**Task goal**
Extract the entries in their exact form.
*** Data to use ***
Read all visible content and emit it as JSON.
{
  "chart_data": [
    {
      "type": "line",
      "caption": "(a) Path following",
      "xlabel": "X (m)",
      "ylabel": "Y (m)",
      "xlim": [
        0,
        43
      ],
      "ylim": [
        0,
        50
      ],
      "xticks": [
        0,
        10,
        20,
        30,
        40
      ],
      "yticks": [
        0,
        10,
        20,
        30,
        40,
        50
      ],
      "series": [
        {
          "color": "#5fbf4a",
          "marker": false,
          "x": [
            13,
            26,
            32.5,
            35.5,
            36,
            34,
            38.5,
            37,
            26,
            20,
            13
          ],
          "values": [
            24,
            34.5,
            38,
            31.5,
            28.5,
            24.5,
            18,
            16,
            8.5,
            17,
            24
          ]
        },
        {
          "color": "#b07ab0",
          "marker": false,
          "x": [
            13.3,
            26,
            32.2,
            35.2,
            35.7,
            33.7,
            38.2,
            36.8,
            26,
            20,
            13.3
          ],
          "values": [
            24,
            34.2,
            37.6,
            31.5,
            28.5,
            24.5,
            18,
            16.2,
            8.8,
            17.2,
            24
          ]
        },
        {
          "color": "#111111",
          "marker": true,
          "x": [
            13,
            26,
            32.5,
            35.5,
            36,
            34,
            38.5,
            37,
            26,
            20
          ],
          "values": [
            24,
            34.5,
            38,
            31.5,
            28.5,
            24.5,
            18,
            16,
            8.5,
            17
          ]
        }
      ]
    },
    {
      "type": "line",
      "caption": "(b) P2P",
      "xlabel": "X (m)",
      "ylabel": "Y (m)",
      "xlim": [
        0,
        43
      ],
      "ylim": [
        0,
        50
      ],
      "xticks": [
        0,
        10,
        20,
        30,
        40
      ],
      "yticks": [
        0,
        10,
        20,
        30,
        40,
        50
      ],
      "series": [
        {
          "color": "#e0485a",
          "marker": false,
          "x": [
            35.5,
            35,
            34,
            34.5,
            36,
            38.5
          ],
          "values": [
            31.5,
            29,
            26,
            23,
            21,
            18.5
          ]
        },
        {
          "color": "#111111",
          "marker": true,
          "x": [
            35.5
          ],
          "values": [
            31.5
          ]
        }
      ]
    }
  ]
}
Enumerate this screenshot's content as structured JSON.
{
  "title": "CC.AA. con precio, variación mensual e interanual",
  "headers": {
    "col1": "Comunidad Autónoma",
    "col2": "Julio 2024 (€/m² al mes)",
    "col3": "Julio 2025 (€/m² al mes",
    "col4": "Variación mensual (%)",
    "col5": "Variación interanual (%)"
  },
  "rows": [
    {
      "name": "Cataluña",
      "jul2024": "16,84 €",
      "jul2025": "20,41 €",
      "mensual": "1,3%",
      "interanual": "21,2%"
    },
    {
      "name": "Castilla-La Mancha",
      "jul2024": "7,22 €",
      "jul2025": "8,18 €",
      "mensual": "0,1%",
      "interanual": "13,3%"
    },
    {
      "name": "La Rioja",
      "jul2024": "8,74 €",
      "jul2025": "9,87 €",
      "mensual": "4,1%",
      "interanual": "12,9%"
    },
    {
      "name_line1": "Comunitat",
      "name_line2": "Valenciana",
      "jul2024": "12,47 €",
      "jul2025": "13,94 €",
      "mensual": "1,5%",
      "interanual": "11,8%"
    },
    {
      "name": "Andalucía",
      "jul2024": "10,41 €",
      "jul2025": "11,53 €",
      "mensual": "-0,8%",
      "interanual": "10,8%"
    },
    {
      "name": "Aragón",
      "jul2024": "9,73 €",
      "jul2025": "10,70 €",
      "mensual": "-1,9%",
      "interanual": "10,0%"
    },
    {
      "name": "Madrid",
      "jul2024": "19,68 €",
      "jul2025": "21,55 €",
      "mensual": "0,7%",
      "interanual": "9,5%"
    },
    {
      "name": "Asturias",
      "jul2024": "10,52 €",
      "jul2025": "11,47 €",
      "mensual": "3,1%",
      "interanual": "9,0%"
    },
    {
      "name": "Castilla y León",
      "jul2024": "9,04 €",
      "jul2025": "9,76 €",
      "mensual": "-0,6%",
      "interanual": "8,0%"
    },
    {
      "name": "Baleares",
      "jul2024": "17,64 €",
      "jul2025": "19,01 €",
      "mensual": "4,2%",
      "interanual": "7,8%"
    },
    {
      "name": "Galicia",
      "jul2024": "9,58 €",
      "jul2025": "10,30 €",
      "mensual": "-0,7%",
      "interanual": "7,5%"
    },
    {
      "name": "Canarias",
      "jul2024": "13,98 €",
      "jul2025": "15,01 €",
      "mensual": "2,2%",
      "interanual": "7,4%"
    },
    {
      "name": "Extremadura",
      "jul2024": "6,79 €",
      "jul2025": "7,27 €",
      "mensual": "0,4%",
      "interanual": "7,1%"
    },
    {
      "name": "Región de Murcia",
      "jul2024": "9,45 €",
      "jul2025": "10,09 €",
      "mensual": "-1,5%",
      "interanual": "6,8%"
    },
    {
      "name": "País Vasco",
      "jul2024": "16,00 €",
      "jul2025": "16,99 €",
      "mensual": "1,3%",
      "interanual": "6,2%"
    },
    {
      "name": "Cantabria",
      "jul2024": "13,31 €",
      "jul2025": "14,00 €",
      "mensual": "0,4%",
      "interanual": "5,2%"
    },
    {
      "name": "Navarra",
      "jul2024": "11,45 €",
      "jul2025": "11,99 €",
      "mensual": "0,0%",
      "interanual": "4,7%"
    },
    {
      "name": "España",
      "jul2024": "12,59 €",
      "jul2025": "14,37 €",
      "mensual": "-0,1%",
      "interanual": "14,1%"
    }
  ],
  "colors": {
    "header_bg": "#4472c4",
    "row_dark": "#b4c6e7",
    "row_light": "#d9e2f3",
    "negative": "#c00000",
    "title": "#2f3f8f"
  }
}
***
**Worked answer**
Read all visible content and emit it as JSON.
{
  "chart_data": [
    {
      "type": "line",
      "caption": "(a) Path following",
      "xlabel": "X (m)",
      "ylabel": "Y (m)",
      "xlim": [
        0,
        43
      ],
      "ylim": [
        0,
        50
      ],
      "xticks": [
        0,
        10,
        20,
        30,
        40
      ],
      "yticks": [
        0,
        10,
        20,
        30,
        40,
        50
      ],
      "series": [
        {
          "color": "#5fbf4a",
          "marker": false,
          "x": [
            13,
            26,
            32.5,
            35.5,
            36,
            34,
            38.5,
            37,
            26,
            20,
            13
          ],
          "values": [
            24,
            34.5,
            38,
            31.5,
            28.5,
            24.5,
            18,
            16,
            8.5,
            17,
            24
          ]
        },
        {
          "color": "#b07ab0",
          "marker": false,
          "x": [
            13.3,
            26,
            32.2,
            35.2,
            35.7,
            33.7,
            38.2,
            36.8,
            26,
            20,
            13.3
          ],
          "values": [
            24,
            34.2,
            37.6,
            31.5,
            28.5,
            24.5,
            18,
            16.2,
            8.8,
            17.2,
            24
          ]
        },
        {
          "color": "#111111",
          "marker": true,
          "x": [
            13,
            26,
            32.5,
            35.5,
            36,
            34,
            38.5,
            37,
            26,
            20
          ],
          "values": [
            24,
            34.5,
            38,
            31.5,
            28.5,
            24.5,
            18,
            16,
            8.5,
            17
          ]
        }
      ]
    },
    {
      "type": "line",
      "caption": "(b) P2P",
      "xlabel": "X (m)",
      "ylabel": "Y (m)",
      "xlim": [
        0,
        43
      ],
      "ylim": [
        0,
        50
      ],
      "xticks": [
        0,
        10,
        20,
        30,
        40
      ],
      "yticks": [
        0,
        10,
        20,
        30,
        40,
        50
      ],
      "series": [
        {
          "color": "#e0485a",
          "marker": false,
          "x": [
            35.5,
            35,
            34,
            34.5,
            36,
            38.5
          ],
          "values": [
            31.5,
            29,
            26,
            23,
            21,
            18.5
          ]
        },
        {
          "color": "#111111",
          "marker": true,
          "x": [
            35.5
          ],
          "values": [
            31.5
          ]
        }
      ]
    }
  ]
}
Enumerate this screenshot's content as structured JSON.
{
  "title": "CC.AA. con precio, variación mensual e interanual",
  "headers": {
    "col1": "Comunidad Autónoma",
    "col2": "Julio 2024 (€/m² al mes)",
    "col3": "Julio 2025 (€/m² al mes",
    "col4": "Variación mensual (%)",
    "col5": "Variación interanual (%)"
  },
  "rows": [
    {
      "name": "Cataluña",
      "jul2024": "16,84 €",
      "jul2025": "20,41 €",
      "mensual": "1,3%",
      "interanual": "21,2%"
    },
    {
      "name": "Castilla-La Mancha",
      "jul2024": "7,22 €",
      "jul2025": "8,18 €",
      "mensual": "0,1%",
      "interanual": "13,3%"
    },
    {
      "name": "La Rioja",
      "jul2024": "8,74 €",
      "jul2025": "9,87 €",
      "mensual": "4,1%",
      "interanual": "12,9%"
    },
    {
      "name_line1": "Comunitat",
      "name_line2": "Valenciana",
      "jul2024": "12,47 €",
      "jul2025": "13,94 €",
      "mensual": "1,5%",
      "interanual": "11,8%"
    },
    {
      "name": "Andalucía",
      "jul2024": "10,41 €",
      "jul2025": "11,53 €",
      "mensual": "-0,8%",
      "interanual": "10,8%"
    },
    {
      "name": "Aragón",
      "jul2024": "9,73 €",
      "jul2025": "10,70 €",
      "mensual": "-1,9%",
      "interanual": "10,0%"
    },
    {
      "name": "Madrid",
      "jul2024": "19,68 €",
      "jul2025": "21,55 €",
      "mensual": "0,7%",
      "interanual": "9,5%"
    },
    {
      "name": "Asturias",
      "jul2024": "10,52 €",
      "jul2025": "11,47 €",
      "mensual": "3,1%",
      "interanual": "9,0%"
    },
    {
      "name": "Castilla y León",
      "jul2024": "9,04 €",
      "jul2025": "9,76 €",
      "mensual": "-0,6%",
      "interanual": "8,0%"
    },
    {
      "name": "Baleares",
      "jul2024": "17,64 €",
      "jul2025": "19,01 €",
      "mensual": "4,2%",
      "interanual": "7,8%"
    },
    {
      "name": "Galicia",
      "jul2024": "9,58 €",
      "jul2025": "10,30 €",
      "mensual": "-0,7%",
      "interanual": "7,5%"
    },
    {
      "name": "Canarias",
      "jul2024": "13,98 €",
      "jul2025": "15,01 €",
      "mensual": "2,2%",
      "interanual": "7,4%"
    },
    {
      "name": "Extremadura",
      "jul2024": "6,79 €",
      "jul2025": "7,27 €",
      "mensual": "0,4%",
      "interanual": "7,1%"
    },
    {
      "name": "Región de Murcia",
      "jul2024": "9,45 €",
      "jul2025": "10,09 €",
      "mensual": "-1,5%",
      "interanual": "6,8%"
    },
    {
      "name": "País Vasco",
      "jul2024": "16,00 €",
      "jul2025": "16,99 €",
      "mensual": "1,3%",
      "interanual": "6,2%"
    },
    {
      "name": "Cantabria",
      "jul2024": "13,31 €",
      "jul2025": "14,00 €",
      "mensual": "0,4%",
      "interanual": "5,2%"
    },
    {
      "name": "Navarra",
      "jul2024": "11,45 €",
      "jul2025": "11,99 €",
      "mensual": "0,0%",
      "interanual": "4,7%"
    },
    {
      "name": "España",
      "jul2024": "12,59 €",
      "jul2025": "14,37 €",
      "mensual": "-0,1%",
      "interanual": "14,1%"
    }
  ],
  "colors": {
    "header_bg": "#4472c4",
    "row_dark": "#b4c6e7",
    "row_light": "#d9e2f3",
    "negative": "#c00000",
    "title": "#2f3f8f"
  }
}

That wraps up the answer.